* [Record list]:
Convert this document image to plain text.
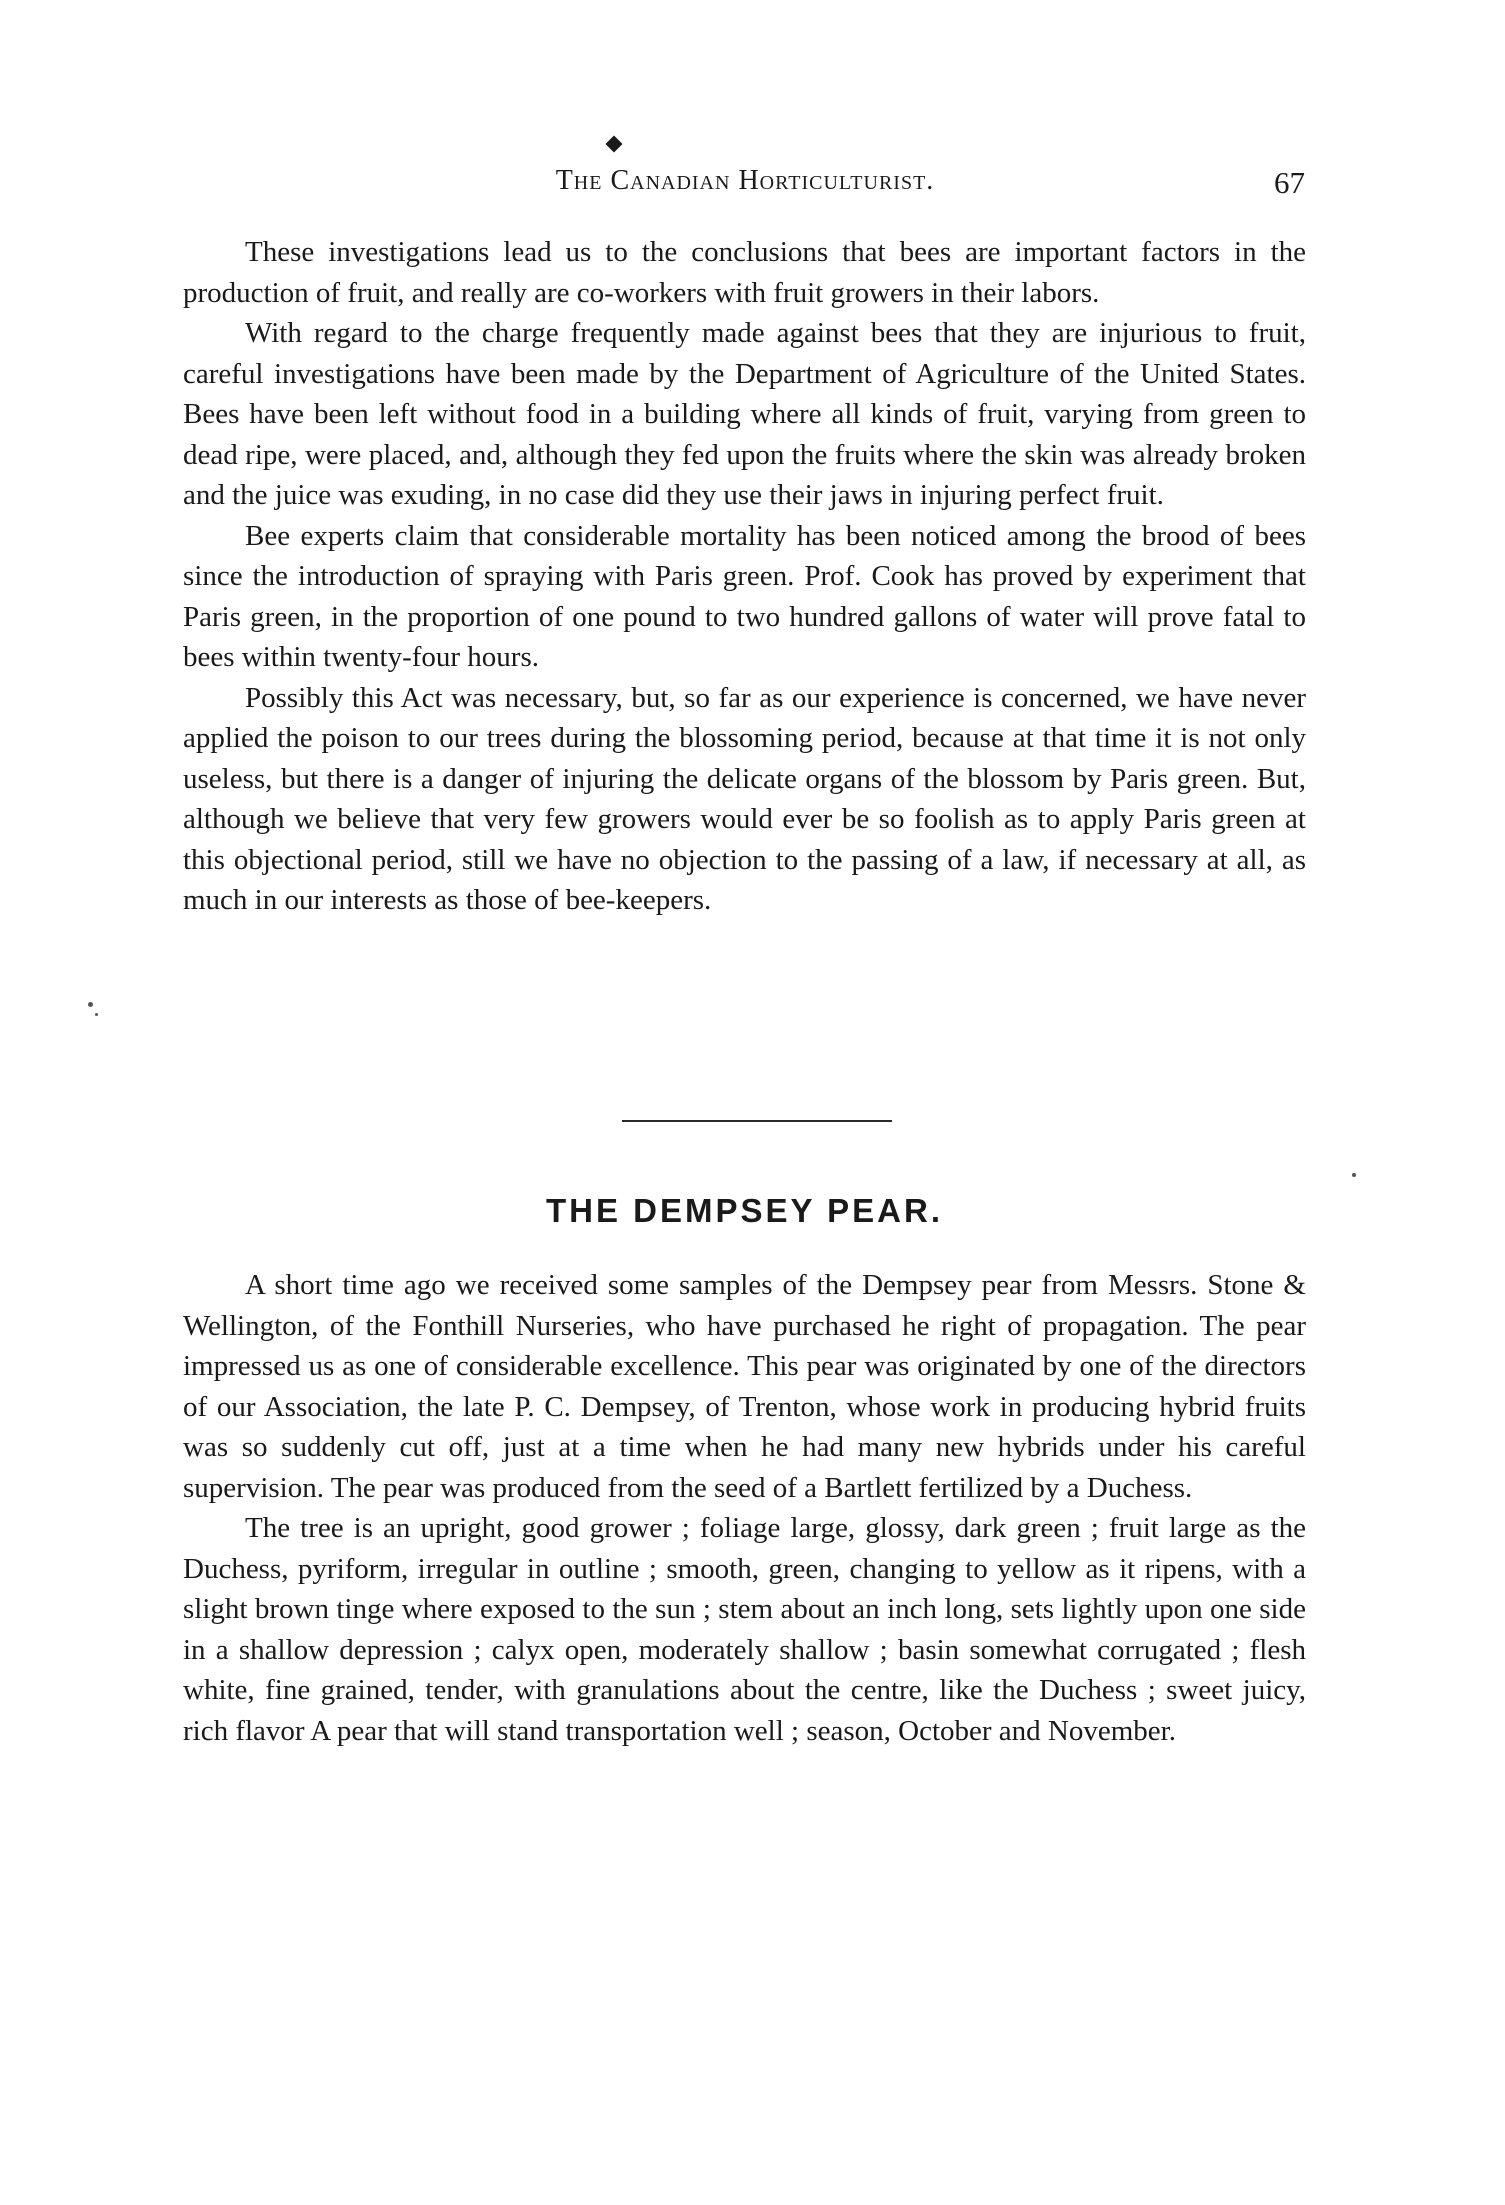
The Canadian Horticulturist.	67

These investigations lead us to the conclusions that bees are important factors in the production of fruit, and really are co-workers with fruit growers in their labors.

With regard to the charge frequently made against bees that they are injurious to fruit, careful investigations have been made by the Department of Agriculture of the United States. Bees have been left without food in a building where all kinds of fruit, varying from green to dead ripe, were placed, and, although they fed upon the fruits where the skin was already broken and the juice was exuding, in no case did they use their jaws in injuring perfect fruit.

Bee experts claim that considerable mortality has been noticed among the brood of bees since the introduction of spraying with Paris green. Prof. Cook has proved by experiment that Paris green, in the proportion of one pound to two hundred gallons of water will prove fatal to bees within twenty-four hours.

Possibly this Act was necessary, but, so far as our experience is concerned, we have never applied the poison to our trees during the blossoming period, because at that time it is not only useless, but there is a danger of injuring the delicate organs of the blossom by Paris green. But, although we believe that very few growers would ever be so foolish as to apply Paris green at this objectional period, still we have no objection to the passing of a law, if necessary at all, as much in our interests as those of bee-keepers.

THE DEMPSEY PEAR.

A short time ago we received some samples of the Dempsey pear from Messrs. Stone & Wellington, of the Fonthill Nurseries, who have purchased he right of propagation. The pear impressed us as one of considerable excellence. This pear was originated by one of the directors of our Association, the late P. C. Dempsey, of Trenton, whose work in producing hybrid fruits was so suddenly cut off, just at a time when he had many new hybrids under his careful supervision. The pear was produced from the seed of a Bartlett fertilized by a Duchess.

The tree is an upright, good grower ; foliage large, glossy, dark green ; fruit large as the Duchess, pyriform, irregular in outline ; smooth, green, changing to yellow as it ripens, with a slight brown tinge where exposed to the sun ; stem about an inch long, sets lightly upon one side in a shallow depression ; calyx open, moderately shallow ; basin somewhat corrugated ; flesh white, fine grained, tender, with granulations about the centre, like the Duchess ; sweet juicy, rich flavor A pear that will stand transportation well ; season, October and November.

* [Given request]:
Output the data above without changes, apart from leaving out the pictures.

* [Result]:
Convert this document image to plain text.
The Canadian Horticulturist.	67

These investigations lead us to the conclusions that bees are important factors in the production of fruit, and really are co-workers with fruit growers in their labors.

With regard to the charge frequently made against bees that they are injurious to fruit, careful investigations have been made by the Department of Agriculture of the United States. Bees have been left without food in a building where all kinds of fruit, varying from green to dead ripe, were placed, and, although they fed upon the fruits where the skin was already broken and the juice was exuding, in no case did they use their jaws in injuring perfect fruit.

Bee experts claim that considerable mortality has been noticed among the brood of bees since the introduction of spraying with Paris green. Prof. Cook has proved by experiment that Paris green, in the proportion of one pound to two hundred gallons of water will prove fatal to bees within twenty-four hours.

Possibly this Act was necessary, but, so far as our experience is concerned, we have never applied the poison to our trees during the blossoming period, because at that time it is not only useless, but there is a danger of injuring the delicate organs of the blossom by Paris green. But, although we believe that very few growers would ever be so foolish as to apply Paris green at this objectional period, still we have no objection to the passing of a law, if necessary at all, as much in our interests as those of bee-keepers.

THE DEMPSEY PEAR.

A short time ago we received some samples of the Dempsey pear from Messrs. Stone & Wellington, of the Fonthill Nurseries, who have purchased he right of propagation. The pear impressed us as one of considerable excellence. This pear was originated by one of the directors of our Association, the late P. C. Dempsey, of Trenton, whose work in producing hybrid fruits was so suddenly cut off, just at a time when he had many new hybrids under his careful supervision. The pear was produced from the seed of a Bartlett fertilized by a Duchess.

The tree is an upright, good grower ; foliage large, glossy, dark green ; fruit large as the Duchess, pyriform, irregular in outline ; smooth, green, changing to yellow as it ripens, with a slight brown tinge where exposed to the sun ; stem about an inch long, sets lightly upon one side in a shallow depression ; calyx open, moderately shallow ; basin somewhat corrugated ; flesh white, fine grained, tender, with granulations about the centre, like the Duchess ; sweet juicy, rich flavor A pear that will stand transportation well ; season, October and November.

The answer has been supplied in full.